— EXERCISE INSTRUCTIONS —
Tally all lines containing the word "this". Give the number alone.

* start *

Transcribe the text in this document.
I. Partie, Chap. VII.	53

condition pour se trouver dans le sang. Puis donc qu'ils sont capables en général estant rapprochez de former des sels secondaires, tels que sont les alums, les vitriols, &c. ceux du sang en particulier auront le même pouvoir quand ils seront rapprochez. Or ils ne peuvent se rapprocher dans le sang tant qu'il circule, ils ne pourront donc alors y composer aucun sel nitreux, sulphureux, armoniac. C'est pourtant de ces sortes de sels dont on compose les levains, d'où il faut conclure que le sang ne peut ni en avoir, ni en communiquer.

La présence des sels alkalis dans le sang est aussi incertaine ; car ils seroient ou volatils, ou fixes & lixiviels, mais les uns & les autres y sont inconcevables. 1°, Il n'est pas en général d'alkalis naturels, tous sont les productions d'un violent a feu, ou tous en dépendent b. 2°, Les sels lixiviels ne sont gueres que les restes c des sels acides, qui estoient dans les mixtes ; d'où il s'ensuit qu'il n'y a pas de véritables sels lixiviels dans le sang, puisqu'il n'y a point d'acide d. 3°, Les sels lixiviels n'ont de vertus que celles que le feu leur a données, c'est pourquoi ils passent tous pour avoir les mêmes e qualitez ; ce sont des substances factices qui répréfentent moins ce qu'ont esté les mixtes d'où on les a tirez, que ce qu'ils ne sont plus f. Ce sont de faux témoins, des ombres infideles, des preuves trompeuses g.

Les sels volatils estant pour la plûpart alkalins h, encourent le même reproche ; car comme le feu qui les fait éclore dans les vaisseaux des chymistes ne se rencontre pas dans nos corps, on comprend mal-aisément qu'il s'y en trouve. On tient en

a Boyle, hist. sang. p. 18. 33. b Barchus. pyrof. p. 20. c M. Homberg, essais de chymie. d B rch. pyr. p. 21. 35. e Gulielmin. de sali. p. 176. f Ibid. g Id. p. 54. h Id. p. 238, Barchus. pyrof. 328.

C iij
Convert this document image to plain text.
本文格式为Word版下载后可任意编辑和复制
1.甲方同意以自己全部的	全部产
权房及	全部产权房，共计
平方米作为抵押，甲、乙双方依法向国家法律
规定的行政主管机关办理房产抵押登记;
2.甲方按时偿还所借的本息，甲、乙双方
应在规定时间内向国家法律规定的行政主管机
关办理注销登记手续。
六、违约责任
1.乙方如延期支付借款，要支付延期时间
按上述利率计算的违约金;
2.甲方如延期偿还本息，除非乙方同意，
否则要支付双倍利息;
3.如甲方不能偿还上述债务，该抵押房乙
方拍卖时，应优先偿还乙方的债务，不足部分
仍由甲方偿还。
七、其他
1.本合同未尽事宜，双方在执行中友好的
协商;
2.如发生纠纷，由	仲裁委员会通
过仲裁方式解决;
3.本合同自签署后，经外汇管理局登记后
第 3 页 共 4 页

* end *

— RESULT —
2